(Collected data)
%%

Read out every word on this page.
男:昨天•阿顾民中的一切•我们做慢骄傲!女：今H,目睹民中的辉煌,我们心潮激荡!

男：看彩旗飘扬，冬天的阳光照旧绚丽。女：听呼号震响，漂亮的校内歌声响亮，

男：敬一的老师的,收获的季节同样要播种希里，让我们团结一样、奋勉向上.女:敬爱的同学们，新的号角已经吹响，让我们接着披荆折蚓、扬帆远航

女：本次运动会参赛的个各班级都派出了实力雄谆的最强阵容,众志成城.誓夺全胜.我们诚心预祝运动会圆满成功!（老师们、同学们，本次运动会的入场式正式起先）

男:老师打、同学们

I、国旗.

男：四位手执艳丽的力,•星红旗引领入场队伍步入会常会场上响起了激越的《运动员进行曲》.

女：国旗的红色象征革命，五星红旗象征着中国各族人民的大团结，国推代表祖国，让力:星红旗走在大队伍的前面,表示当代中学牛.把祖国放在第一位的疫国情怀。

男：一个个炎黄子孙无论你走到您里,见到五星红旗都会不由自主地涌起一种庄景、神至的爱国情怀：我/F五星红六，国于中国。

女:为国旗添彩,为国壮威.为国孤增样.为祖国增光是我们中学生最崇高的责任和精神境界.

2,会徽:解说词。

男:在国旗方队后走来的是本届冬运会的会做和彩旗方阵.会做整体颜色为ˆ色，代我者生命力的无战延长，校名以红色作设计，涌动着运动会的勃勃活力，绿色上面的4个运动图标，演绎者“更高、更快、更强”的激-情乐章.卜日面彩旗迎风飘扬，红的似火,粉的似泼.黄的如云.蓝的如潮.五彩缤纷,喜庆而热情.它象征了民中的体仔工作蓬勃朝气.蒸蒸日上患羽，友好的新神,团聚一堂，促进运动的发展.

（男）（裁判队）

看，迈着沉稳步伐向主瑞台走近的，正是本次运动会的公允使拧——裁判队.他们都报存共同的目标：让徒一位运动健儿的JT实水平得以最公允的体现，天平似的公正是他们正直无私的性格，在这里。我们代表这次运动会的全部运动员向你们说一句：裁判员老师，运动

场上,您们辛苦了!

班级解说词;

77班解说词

%%

- Aim of the exercise: All of the lines above must be returned exactly.

- Answer below:
Read out every word on this page.
男:昨天•阿顾民中的一切•我们做慢骄傲!女：今H,目睹民中的辉煌,我们心潮激荡!

男：看彩旗飘扬，冬天的阳光照旧绚丽。女：听呼号震响，漂亮的校内歌声响亮，

男：敬一的老师的,收获的季节同样要播种希里，让我们团结一样、奋勉向上.女:敬爱的同学们，新的号角已经吹响，让我们接着披荆折蚓、扬帆远航

女：本次运动会参赛的个各班级都派出了实力雄谆的最强阵容,众志成城.誓夺全胜.我们诚心预祝运动会圆满成功!（老师们、同学们，本次运动会的入场式正式起先）

男:老师打、同学们

I、国旗.

男：四位手执艳丽的力,•星红旗引领入场队伍步入会常会场上响起了激越的《运动员进行曲》.

女：国旗的红色象征革命，五星红旗象征着中国各族人民的大团结，国推代表祖国，让力:星红旗走在大队伍的前面,表示当代中学牛.把祖国放在第一位的疫国情怀。

男：一个个炎黄子孙无论你走到您里,见到五星红旗都会不由自主地涌起一种庄景、神至的爱国情怀：我/F五星红六，国于中国。

女:为国旗添彩,为国壮威.为国孤增样.为祖国增光是我们中学生最崇高的责任和精神境界.

2,会徽:解说词。

男:在国旗方队后走来的是本届冬运会的会做和彩旗方阵.会做整体颜色为ˆ色，代我者生命力的无战延长，校名以红色作设计，涌动着运动会的勃勃活力，绿色上面的4个运动图标，演绎者“更高、更快、更强”的激-情乐章.卜日面彩旗迎风飘扬，红的似火,粉的似泼.黄的如云.蓝的如潮.五彩缤纷,喜庆而热情.它象征了民中的体仔工作蓬勃朝气.蒸蒸日上患羽，友好的新神,团聚一堂，促进运动的发展.

（男）（裁判队）

看，迈着沉稳步伐向主瑞台走近的，正是本次运动会的公允使拧——裁判队.他们都报存共同的目标：让徒一位运动健儿的JT实水平得以最公允的体现，天平似的公正是他们正直无私的性格，在这里。我们代表这次运动会的全部运动员向你们说一句：裁判员老师，运动

场上,您们辛苦了!

班级解说词;

77班解说词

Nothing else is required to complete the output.